• **PROBLEM TO WORK ON**
State the number of lines in these records that include the word "JSON", and add nothing to it.

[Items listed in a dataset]
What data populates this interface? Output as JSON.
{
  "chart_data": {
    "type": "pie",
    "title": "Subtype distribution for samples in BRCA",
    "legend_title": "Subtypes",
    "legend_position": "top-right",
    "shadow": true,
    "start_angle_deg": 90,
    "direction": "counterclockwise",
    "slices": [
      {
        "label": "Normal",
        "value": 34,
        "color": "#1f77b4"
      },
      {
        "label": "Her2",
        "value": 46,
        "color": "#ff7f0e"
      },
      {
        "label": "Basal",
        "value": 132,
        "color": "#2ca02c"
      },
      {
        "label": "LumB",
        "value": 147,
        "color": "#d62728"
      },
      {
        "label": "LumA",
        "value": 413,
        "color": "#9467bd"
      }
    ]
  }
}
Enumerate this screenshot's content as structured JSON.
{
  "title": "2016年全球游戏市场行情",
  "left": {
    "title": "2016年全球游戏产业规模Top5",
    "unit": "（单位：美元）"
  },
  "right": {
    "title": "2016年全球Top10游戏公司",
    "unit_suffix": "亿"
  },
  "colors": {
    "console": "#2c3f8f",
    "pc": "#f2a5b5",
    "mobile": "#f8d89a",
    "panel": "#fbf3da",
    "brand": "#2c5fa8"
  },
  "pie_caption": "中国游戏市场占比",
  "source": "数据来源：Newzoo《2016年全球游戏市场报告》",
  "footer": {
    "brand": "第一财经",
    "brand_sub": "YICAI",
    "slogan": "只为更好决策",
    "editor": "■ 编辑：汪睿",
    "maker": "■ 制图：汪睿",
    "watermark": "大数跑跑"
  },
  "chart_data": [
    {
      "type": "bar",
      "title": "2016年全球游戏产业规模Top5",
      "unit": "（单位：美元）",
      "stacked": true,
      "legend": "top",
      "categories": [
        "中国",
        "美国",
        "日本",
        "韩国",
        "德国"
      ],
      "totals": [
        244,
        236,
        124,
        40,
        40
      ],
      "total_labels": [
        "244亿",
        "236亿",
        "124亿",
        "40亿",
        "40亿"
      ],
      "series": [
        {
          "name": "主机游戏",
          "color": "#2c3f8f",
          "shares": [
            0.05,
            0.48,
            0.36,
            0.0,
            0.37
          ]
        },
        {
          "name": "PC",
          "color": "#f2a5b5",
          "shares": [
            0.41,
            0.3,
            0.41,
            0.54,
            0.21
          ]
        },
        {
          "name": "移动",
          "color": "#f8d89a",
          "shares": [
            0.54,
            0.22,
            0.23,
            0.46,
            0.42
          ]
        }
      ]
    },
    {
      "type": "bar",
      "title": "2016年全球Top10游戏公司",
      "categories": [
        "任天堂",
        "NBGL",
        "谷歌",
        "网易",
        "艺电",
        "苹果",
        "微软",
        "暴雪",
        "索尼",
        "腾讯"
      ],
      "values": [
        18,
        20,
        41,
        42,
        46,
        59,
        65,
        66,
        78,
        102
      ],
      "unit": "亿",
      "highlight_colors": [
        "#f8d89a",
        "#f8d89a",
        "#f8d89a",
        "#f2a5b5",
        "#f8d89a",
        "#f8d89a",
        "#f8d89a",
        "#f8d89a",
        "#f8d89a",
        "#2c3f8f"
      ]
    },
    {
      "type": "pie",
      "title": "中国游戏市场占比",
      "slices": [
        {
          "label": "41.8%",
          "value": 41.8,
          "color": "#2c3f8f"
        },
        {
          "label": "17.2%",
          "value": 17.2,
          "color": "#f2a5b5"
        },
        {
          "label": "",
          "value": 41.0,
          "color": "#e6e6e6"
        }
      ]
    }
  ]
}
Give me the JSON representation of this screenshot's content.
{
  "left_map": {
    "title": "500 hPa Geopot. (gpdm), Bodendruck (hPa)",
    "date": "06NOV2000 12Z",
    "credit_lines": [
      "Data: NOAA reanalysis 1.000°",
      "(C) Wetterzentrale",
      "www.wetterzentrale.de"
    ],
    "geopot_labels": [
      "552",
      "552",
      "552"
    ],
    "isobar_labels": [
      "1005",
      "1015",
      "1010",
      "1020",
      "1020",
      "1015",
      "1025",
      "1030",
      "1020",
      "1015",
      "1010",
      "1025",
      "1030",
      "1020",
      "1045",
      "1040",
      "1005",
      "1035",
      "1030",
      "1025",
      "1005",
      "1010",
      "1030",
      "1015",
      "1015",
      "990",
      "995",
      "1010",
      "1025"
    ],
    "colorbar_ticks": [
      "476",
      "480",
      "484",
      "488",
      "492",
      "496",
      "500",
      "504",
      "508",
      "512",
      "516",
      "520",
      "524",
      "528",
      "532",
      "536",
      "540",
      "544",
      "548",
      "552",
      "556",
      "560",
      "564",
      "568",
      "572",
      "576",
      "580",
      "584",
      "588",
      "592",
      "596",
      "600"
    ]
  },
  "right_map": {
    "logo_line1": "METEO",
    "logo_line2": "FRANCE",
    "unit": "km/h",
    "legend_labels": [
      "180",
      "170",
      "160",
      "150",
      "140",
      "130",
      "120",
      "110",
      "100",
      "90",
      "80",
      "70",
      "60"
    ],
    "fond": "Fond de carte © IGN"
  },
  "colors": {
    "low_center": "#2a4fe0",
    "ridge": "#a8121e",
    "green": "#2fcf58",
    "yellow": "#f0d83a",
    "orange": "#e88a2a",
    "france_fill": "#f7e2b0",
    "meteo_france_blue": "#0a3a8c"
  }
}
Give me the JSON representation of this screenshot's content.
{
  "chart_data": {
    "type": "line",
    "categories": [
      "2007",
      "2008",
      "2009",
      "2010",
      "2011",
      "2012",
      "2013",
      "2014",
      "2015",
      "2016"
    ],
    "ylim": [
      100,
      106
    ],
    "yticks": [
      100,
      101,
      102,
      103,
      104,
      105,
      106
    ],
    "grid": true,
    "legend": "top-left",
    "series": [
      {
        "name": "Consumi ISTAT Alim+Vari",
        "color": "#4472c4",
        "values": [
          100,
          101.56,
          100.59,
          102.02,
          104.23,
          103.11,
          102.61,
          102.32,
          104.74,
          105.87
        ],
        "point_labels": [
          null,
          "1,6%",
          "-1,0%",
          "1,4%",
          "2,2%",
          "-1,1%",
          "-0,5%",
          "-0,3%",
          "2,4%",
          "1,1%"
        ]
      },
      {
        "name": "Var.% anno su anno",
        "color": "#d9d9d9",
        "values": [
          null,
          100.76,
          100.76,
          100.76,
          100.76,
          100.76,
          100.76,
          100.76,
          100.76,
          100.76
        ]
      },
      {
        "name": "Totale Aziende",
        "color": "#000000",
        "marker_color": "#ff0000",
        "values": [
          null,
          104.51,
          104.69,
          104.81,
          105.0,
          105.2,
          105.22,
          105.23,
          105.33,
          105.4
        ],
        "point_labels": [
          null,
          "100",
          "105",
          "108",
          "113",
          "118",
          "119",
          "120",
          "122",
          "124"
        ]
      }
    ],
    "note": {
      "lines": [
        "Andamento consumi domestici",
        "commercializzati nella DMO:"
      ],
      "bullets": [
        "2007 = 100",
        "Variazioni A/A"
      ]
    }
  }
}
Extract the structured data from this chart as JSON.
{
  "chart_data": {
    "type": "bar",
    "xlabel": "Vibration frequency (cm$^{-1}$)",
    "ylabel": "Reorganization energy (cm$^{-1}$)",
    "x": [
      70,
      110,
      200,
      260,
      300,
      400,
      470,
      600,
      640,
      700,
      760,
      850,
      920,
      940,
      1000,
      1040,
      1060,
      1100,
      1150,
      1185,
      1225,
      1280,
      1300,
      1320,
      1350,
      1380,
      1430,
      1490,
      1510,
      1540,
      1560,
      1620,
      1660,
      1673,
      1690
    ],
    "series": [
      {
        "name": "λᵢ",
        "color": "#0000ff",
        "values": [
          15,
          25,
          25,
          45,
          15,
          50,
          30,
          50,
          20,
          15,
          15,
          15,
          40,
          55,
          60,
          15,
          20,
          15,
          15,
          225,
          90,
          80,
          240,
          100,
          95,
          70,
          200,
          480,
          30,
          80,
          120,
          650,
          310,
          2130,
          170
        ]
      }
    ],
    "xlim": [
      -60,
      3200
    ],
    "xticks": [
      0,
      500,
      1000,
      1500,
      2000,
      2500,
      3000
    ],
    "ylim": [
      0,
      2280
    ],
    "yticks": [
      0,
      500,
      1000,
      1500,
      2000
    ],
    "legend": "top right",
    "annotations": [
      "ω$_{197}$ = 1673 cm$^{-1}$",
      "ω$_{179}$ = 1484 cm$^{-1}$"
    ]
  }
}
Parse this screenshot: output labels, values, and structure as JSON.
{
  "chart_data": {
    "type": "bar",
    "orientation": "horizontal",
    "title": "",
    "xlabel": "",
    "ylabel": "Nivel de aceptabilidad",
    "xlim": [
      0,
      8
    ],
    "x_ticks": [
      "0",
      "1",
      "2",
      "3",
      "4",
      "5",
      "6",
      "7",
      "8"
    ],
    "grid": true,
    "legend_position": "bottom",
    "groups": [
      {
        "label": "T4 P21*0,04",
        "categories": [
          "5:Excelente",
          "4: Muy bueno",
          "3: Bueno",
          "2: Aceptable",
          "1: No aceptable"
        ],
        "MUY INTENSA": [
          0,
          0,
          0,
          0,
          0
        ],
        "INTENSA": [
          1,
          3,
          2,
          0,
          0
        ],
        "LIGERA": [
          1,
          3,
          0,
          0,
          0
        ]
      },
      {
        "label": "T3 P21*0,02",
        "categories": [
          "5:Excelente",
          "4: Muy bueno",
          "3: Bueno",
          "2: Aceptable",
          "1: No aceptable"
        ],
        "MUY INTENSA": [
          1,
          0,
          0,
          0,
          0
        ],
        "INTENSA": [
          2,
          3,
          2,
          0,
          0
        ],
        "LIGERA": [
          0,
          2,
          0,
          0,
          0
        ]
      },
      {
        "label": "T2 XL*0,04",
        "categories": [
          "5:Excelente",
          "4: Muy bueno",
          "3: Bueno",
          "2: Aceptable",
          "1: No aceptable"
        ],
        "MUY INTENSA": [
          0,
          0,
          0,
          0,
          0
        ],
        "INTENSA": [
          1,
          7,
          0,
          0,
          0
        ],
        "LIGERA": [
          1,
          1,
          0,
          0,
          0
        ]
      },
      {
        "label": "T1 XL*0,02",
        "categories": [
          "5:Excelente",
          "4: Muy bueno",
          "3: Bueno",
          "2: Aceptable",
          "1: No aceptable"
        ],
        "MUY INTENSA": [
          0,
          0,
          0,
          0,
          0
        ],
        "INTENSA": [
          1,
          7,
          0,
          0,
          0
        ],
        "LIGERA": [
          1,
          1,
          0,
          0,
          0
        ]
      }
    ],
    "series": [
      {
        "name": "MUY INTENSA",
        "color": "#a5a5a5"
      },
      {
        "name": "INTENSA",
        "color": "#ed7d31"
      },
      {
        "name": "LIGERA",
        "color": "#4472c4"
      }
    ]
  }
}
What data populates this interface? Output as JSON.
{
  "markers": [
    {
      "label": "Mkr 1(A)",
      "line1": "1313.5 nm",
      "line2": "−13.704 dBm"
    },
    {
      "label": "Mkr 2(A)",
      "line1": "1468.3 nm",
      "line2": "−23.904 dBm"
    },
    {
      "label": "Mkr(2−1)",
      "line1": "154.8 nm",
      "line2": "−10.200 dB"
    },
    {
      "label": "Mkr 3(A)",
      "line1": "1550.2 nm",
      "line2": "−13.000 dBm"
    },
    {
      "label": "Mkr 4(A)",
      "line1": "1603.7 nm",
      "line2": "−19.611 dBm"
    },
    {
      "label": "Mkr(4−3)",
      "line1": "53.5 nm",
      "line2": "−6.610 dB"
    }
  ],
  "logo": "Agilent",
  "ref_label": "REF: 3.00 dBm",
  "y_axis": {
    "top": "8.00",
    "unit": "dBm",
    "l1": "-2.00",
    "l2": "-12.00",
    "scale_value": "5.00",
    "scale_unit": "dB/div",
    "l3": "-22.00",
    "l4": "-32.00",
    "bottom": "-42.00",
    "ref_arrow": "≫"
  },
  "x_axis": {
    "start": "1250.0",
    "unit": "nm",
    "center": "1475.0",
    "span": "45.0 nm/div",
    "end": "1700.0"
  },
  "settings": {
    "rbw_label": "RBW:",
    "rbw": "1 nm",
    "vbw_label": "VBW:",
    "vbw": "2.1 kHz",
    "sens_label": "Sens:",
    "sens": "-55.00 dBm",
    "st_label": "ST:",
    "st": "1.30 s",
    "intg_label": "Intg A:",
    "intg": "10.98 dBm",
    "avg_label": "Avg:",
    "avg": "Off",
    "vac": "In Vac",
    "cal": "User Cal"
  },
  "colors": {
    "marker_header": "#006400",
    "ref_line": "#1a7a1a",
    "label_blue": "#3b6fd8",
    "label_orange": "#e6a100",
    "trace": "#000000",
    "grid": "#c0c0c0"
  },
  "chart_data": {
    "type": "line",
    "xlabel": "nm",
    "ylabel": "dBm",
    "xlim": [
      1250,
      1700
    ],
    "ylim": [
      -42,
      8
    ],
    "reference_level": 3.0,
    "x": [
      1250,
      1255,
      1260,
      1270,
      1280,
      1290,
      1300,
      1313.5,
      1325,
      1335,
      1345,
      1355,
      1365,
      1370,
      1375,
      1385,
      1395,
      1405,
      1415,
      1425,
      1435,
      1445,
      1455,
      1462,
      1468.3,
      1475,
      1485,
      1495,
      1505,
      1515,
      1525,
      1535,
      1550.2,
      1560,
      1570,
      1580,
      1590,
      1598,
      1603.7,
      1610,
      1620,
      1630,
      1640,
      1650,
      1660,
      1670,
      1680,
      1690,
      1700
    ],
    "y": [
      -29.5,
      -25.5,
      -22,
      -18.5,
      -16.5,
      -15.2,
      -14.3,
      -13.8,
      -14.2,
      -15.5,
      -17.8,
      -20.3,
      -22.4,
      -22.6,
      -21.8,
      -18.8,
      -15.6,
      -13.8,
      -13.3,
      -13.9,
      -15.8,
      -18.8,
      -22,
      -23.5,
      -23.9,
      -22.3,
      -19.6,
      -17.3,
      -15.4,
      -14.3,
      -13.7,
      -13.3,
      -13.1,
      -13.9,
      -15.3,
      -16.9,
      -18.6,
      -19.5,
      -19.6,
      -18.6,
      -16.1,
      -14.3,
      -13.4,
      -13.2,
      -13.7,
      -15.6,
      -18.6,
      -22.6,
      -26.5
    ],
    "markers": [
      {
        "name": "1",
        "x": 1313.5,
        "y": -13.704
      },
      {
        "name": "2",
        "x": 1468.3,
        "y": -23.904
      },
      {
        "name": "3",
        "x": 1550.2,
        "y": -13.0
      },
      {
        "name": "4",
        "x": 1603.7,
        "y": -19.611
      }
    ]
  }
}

• **TASK ANSWER**
7